Directive –
From the listing below, pick out each line with the word "metric".

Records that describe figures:
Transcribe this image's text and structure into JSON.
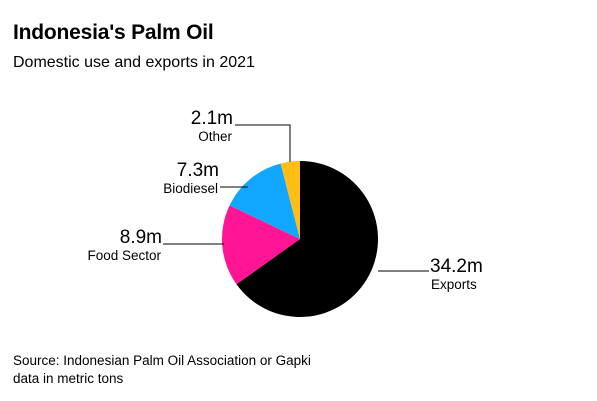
{
  "header": {
    "title": "Indonesia's Palm Oil",
    "subtitle": "Domestic use and exports in 2021"
  },
  "chart_data": {
    "type": "pie",
    "title": "Indonesia's Palm Oil",
    "subtitle": "Domestic use and exports in 2021",
    "unit": "metric tons",
    "start": "top, clockwise",
    "slices": [
      {
        "name": "Exports",
        "value": 34.2,
        "label": "34.2m",
        "color": "#000000"
      },
      {
        "name": "Food Sector",
        "value": 8.9,
        "label": "8.9m",
        "color": "#ff1493"
      },
      {
        "name": "Biodiesel",
        "value": 7.3,
        "label": "7.3m",
        "color": "#12a7ff"
      },
      {
        "name": "Other",
        "value": 2.1,
        "label": "2.1m",
        "color": "#ffbe16"
      }
    ]
  },
  "footer": {
    "source_line1": "Source: Indonesian Palm Oil Association or Gapki",
    "source_line2": "data in metric tons"
  }
}
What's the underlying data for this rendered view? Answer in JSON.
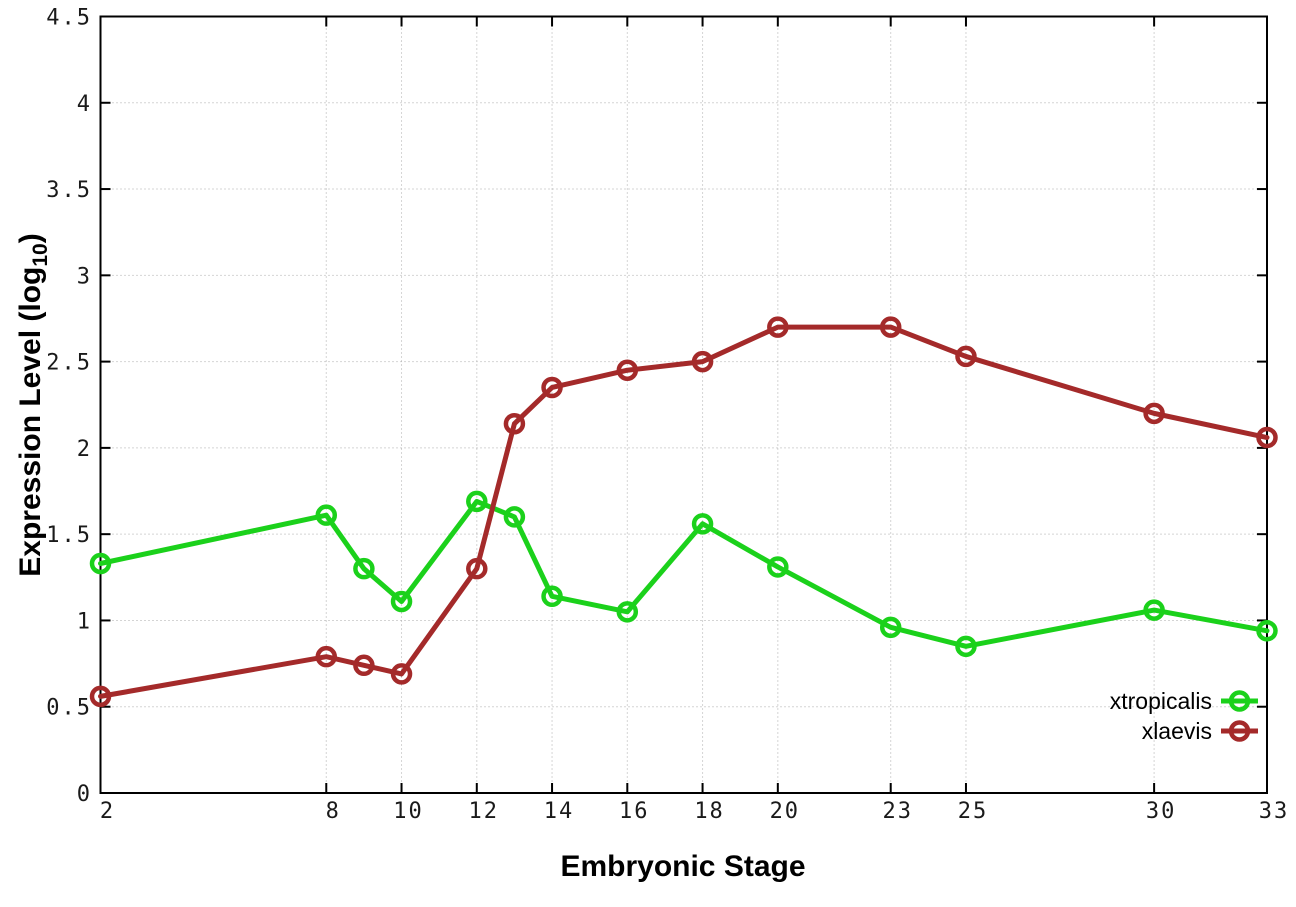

Reply to the exercise –
    "unit": "metric tons",
    "source_line2": "data in metric tons"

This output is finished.